* What you need to do *
Search the listing for "участников" and copy every line where it appears.

* The records *
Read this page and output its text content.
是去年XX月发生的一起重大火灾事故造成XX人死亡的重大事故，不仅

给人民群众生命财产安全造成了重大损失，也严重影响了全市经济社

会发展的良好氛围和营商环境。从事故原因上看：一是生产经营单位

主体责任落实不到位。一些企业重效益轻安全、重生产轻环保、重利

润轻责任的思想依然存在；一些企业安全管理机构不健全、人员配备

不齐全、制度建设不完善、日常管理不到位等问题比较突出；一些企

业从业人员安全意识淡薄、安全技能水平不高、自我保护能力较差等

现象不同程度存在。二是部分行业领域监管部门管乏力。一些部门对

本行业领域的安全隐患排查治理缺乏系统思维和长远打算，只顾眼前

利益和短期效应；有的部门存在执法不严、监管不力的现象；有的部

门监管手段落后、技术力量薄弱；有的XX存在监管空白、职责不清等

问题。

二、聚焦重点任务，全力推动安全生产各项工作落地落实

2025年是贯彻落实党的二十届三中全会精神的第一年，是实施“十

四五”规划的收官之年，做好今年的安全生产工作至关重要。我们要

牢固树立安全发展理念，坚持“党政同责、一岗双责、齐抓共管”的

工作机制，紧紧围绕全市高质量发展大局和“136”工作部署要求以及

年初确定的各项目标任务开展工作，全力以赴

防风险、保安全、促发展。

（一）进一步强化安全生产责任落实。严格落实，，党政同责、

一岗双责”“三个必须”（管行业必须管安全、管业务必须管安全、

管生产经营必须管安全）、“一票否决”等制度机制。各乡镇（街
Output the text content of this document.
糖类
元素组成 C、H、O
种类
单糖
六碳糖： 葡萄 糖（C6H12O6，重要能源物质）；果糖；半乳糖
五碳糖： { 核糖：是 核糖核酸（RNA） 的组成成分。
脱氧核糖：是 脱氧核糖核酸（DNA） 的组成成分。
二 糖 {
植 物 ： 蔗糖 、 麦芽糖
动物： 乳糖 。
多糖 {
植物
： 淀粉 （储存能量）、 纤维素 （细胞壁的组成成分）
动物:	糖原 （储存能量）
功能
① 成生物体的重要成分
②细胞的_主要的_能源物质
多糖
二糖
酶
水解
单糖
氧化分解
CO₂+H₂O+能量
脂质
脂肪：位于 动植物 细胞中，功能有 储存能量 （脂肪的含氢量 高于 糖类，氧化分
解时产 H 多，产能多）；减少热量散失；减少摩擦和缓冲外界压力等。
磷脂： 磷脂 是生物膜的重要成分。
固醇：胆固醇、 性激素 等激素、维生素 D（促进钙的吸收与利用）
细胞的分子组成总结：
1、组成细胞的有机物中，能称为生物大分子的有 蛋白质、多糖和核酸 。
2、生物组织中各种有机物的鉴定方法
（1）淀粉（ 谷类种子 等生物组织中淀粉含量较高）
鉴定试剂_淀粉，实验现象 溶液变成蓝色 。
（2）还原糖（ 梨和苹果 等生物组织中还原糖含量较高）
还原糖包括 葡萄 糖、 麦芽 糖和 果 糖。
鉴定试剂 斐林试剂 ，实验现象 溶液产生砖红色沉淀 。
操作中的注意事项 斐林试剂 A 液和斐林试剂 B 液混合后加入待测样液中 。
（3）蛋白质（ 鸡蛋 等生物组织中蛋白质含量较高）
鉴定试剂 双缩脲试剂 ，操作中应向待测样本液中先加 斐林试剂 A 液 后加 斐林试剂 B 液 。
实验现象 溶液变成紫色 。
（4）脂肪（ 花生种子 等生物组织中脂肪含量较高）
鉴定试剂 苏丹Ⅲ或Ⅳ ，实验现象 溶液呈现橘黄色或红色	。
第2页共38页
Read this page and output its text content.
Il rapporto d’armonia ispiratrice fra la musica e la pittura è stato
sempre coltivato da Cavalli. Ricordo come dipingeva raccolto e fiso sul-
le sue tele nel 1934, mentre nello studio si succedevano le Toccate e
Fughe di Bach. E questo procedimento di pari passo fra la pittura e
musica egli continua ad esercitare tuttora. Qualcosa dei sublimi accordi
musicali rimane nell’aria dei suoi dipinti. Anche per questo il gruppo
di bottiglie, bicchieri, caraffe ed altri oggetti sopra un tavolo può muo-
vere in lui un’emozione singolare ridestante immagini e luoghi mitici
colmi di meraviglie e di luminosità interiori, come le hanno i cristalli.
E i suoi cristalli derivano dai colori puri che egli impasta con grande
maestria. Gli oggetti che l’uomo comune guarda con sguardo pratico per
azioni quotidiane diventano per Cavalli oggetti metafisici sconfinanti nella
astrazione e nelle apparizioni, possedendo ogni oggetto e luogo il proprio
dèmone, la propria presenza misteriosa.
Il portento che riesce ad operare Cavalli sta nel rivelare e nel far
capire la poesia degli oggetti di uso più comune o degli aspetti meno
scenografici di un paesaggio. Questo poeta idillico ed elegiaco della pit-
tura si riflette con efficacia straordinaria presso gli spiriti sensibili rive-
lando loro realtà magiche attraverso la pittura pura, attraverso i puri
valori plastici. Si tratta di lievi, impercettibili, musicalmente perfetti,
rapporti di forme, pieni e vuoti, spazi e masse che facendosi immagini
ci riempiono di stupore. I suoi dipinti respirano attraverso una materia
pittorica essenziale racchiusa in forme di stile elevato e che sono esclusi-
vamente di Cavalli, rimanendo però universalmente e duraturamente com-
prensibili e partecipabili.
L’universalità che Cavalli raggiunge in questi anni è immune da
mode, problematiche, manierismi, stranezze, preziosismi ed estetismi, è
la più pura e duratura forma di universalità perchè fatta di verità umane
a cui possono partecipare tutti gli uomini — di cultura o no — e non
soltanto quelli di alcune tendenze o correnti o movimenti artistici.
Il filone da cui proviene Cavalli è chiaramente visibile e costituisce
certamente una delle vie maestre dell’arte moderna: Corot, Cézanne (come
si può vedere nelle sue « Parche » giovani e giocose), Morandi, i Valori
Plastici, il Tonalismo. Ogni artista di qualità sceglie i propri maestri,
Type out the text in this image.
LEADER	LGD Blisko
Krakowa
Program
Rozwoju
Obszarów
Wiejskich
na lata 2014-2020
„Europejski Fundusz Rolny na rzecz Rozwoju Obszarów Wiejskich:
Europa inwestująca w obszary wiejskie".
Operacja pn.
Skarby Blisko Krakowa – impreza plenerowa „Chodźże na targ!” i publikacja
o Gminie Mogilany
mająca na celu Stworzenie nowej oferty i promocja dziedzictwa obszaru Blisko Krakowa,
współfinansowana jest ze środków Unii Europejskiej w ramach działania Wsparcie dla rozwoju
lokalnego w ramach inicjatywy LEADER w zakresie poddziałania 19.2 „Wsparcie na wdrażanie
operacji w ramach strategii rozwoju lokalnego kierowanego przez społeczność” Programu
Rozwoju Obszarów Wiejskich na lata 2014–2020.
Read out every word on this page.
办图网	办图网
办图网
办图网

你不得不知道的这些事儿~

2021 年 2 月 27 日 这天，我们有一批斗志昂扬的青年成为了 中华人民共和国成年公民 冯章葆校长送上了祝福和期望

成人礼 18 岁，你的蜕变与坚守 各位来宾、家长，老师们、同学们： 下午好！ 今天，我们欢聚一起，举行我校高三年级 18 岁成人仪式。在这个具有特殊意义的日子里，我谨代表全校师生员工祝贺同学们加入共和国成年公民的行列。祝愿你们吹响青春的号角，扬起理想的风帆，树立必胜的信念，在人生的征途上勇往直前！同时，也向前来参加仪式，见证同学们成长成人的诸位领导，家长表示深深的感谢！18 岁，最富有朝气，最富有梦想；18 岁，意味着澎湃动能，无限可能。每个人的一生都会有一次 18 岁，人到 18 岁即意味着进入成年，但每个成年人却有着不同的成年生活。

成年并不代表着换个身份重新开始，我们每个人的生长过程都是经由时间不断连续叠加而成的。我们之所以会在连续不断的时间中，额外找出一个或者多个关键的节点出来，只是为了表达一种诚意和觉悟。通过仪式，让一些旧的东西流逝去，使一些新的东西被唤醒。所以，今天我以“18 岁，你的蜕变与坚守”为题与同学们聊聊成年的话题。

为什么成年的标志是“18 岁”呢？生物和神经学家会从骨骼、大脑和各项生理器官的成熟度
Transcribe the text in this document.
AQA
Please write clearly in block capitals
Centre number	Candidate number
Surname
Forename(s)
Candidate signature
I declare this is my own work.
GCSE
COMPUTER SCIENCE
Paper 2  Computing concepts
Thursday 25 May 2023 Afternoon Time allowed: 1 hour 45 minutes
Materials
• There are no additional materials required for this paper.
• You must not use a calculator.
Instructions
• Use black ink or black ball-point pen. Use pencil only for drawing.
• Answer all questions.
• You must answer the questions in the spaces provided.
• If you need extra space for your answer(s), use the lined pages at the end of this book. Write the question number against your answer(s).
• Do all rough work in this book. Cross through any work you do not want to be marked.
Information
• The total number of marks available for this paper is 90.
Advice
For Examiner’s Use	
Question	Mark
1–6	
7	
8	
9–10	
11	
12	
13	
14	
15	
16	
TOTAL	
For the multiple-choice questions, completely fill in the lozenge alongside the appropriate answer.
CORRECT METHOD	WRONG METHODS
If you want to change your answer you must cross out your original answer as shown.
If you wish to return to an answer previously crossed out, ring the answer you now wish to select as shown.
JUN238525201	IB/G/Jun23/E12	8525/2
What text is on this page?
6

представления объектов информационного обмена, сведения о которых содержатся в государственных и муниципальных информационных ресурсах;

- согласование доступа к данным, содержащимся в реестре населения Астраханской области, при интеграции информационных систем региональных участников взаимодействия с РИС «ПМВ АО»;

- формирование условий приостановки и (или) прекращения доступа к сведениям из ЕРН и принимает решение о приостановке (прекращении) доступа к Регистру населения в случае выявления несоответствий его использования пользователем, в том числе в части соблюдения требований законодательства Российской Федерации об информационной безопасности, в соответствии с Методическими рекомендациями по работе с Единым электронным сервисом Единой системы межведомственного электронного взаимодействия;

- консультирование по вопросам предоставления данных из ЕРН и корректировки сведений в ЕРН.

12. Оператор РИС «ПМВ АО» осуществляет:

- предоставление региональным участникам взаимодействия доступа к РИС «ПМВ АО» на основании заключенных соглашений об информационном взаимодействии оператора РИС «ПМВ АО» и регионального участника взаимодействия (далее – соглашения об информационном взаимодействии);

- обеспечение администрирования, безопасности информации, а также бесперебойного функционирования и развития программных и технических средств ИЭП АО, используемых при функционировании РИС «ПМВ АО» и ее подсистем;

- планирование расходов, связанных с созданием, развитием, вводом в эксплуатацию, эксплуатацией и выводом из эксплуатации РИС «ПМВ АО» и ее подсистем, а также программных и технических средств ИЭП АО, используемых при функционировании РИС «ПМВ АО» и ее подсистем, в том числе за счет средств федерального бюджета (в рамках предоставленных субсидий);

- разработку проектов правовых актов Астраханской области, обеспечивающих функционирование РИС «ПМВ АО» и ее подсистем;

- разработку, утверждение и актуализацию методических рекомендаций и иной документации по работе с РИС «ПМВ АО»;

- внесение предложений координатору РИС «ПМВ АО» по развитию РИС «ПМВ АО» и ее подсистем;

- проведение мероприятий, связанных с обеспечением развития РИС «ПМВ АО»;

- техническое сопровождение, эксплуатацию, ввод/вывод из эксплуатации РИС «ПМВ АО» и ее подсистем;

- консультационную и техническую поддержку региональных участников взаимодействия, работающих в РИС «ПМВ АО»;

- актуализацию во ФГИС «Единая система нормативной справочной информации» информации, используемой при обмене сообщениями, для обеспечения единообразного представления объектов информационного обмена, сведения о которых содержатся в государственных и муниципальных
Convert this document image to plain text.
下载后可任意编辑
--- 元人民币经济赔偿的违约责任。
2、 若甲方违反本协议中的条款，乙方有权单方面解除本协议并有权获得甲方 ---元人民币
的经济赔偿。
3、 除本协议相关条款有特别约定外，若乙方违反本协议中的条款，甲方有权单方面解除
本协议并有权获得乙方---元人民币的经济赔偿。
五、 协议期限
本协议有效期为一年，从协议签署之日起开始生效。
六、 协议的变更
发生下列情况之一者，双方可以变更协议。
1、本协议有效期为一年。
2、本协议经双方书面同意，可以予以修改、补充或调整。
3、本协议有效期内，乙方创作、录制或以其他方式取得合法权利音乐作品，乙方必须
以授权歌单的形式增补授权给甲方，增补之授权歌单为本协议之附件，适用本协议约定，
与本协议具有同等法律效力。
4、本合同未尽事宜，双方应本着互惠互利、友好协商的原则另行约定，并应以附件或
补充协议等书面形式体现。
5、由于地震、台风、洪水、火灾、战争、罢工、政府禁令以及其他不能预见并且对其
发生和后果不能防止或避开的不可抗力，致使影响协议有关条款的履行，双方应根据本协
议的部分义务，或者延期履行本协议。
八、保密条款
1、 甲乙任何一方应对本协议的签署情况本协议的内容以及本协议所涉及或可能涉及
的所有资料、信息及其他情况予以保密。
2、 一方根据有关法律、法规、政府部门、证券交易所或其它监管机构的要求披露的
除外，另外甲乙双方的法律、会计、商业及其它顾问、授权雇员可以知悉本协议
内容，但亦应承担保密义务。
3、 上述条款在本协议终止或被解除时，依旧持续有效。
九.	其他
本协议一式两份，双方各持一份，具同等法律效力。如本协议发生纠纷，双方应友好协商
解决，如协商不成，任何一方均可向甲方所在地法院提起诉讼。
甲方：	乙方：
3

* Full response *
- согласование доступа к данным, содержащимся в реестре населения Астраханской области, при интеграции информационных систем региональных участников взаимодействия с РИС «ПМВ АО»;
- консультационную и техническую поддержку региональных участников взаимодействия, работающих в РИС «ПМВ АО»;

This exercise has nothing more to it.